▶ Records for this task
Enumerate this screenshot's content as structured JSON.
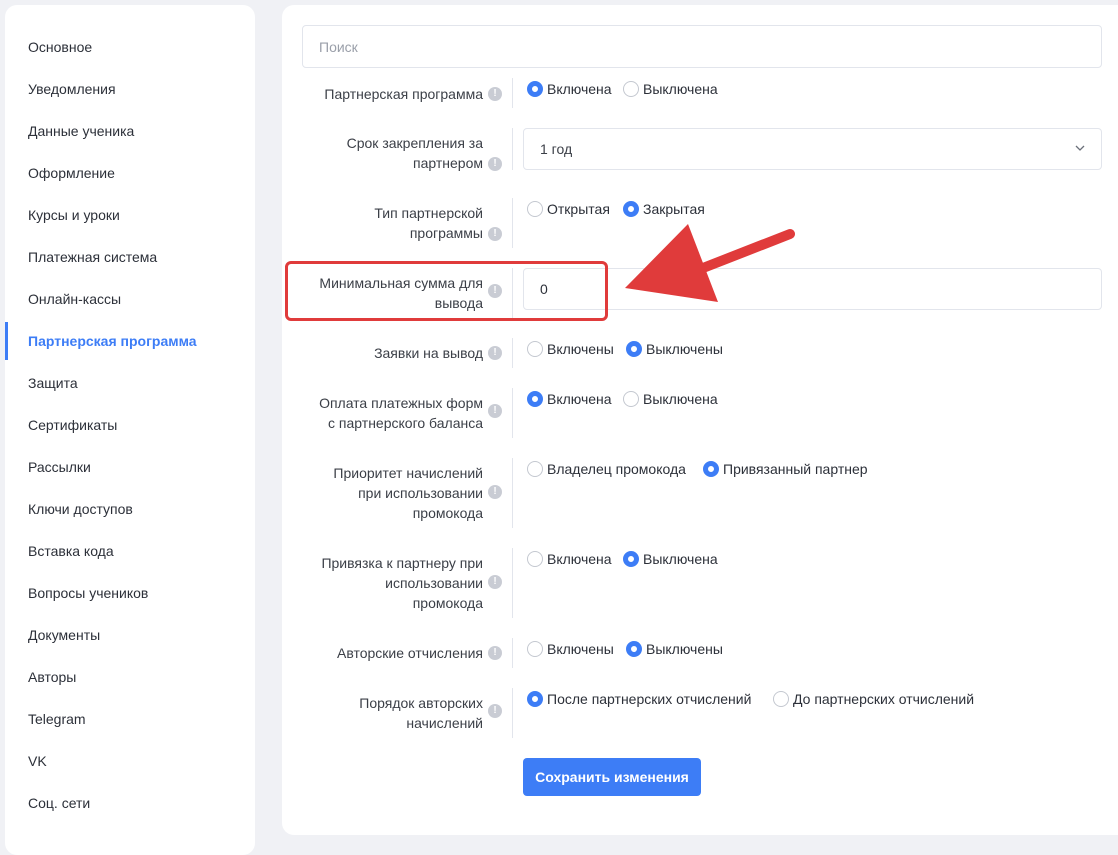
{
  "sidebar": {
    "items": [
      {
        "label": "Основное"
      },
      {
        "label": "Уведомления"
      },
      {
        "label": "Данные ученика"
      },
      {
        "label": "Оформление"
      },
      {
        "label": "Курсы и уроки"
      },
      {
        "label": "Платежная система"
      },
      {
        "label": "Онлайн-кассы"
      },
      {
        "label": "Партнерская программа",
        "active": true
      },
      {
        "label": "Защита"
      },
      {
        "label": "Сертификаты"
      },
      {
        "label": "Рассылки"
      },
      {
        "label": "Ключи доступов"
      },
      {
        "label": "Вставка кода"
      },
      {
        "label": "Вопросы учеников"
      },
      {
        "label": "Документы"
      },
      {
        "label": "Авторы"
      },
      {
        "label": "Telegram"
      },
      {
        "label": "VK"
      },
      {
        "label": "Соц. сети"
      }
    ]
  },
  "search": {
    "placeholder": "Поиск",
    "value": ""
  },
  "settings": {
    "partner_program": {
      "label": "Партнерская программа",
      "options": [
        "Включена",
        "Выключена"
      ],
      "selected": 0
    },
    "binding_period": {
      "label_line1": "Срок закрепления за",
      "label_line2": "партнером",
      "value": "1 год"
    },
    "program_type": {
      "label_line1": "Тип партнерской",
      "label_line2": "программы",
      "options": [
        "Открытая",
        "Закрытая"
      ],
      "selected": 1
    },
    "min_withdrawal": {
      "label_line1": "Минимальная сумма для",
      "label_line2": "вывода",
      "value": "0"
    },
    "withdrawal_requests": {
      "label": "Заявки на вывод",
      "options": [
        "Включены",
        "Выключены"
      ],
      "selected": 1
    },
    "payment_from_balance": {
      "label_line1": "Оплата платежных форм",
      "label_line2": "с партнерского баланса",
      "options": [
        "Включена",
        "Выключена"
      ],
      "selected": 0
    },
    "promo_priority": {
      "label_line1": "Приоритет начислений",
      "label_line2": "при использовании",
      "label_line3": "промокода",
      "options": [
        "Владелец промокода",
        "Привязанный партнер"
      ],
      "selected": 1
    },
    "promo_binding": {
      "label_line1": "Привязка к партнеру при",
      "label_line2": "использовании",
      "label_line3": "промокода",
      "options": [
        "Включена",
        "Выключена"
      ],
      "selected": 1
    },
    "author_fees": {
      "label": "Авторские отчисления",
      "options": [
        "Включены",
        "Выключены"
      ],
      "selected": 1
    },
    "author_fees_order": {
      "label_line1": "Порядок авторских",
      "label_line2": "начислений",
      "options": [
        "После партнерских отчислений",
        "До партнерских отчислений"
      ],
      "selected": 0
    }
  },
  "info_icon_glyph": "!",
  "save_button": {
    "label": "Сохранить изменения"
  },
  "colors": {
    "accent": "#3d7df6",
    "highlight": "#e03b3b",
    "background": "#f0f1f5"
  }
}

▶ What is being asked
Copy the material above exactly and drop the pictures.

▶ Reply to the exercise
Enumerate this screenshot's content as structured JSON.
{
  "sidebar": {
    "items": [
      {
        "label": "Основное"
      },
      {
        "label": "Уведомления"
      },
      {
        "label": "Данные ученика"
      },
      {
        "label": "Оформление"
      },
      {
        "label": "Курсы и уроки"
      },
      {
        "label": "Платежная система"
      },
      {
        "label": "Онлайн-кассы"
      },
      {
        "label": "Партнерская программа",
        "active": true
      },
      {
        "label": "Защита"
      },
      {
        "label": "Сертификаты"
      },
      {
        "label": "Рассылки"
      },
      {
        "label": "Ключи доступов"
      },
      {
        "label": "Вставка кода"
      },
      {
        "label": "Вопросы учеников"
      },
      {
        "label": "Документы"
      },
      {
        "label": "Авторы"
      },
      {
        "label": "Telegram"
      },
      {
        "label": "VK"
      },
      {
        "label": "Соц. сети"
      }
    ]
  },
  "search": {
    "placeholder": "Поиск",
    "value": ""
  },
  "settings": {
    "partner_program": {
      "label": "Партнерская программа",
      "options": [
        "Включена",
        "Выключена"
      ],
      "selected": 0
    },
    "binding_period": {
      "label_line1": "Срок закрепления за",
      "label_line2": "партнером",
      "value": "1 год"
    },
    "program_type": {
      "label_line1": "Тип партнерской",
      "label_line2": "программы",
      "options": [
        "Открытая",
        "Закрытая"
      ],
      "selected": 1
    },
    "min_withdrawal": {
      "label_line1": "Минимальная сумма для",
      "label_line2": "вывода",
      "value": "0"
    },
    "withdrawal_requests": {
      "label": "Заявки на вывод",
      "options": [
        "Включены",
        "Выключены"
      ],
      "selected": 1
    },
    "payment_from_balance": {
      "label_line1": "Оплата платежных форм",
      "label_line2": "с партнерского баланса",
      "options": [
        "Включена",
        "Выключена"
      ],
      "selected": 0
    },
    "promo_priority": {
      "label_line1": "Приоритет начислений",
      "label_line2": "при использовании",
      "label_line3": "промокода",
      "options": [
        "Владелец промокода",
        "Привязанный партнер"
      ],
      "selected": 1
    },
    "promo_binding": {
      "label_line1": "Привязка к партнеру при",
      "label_line2": "использовании",
      "label_line3": "промокода",
      "options": [
        "Включена",
        "Выключена"
      ],
      "selected": 1
    },
    "author_fees": {
      "label": "Авторские отчисления",
      "options": [
        "Включены",
        "Выключены"
      ],
      "selected": 1
    },
    "author_fees_order": {
      "label_line1": "Порядок авторских",
      "label_line2": "начислений",
      "options": [
        "После партнерских отчислений",
        "До партнерских отчислений"
      ],
      "selected": 0
    }
  },
  "info_icon_glyph": "!",
  "save_button": {
    "label": "Сохранить изменения"
  },
  "colors": {
    "accent": "#3d7df6",
    "highlight": "#e03b3b",
    "background": "#f0f1f5"
  }
}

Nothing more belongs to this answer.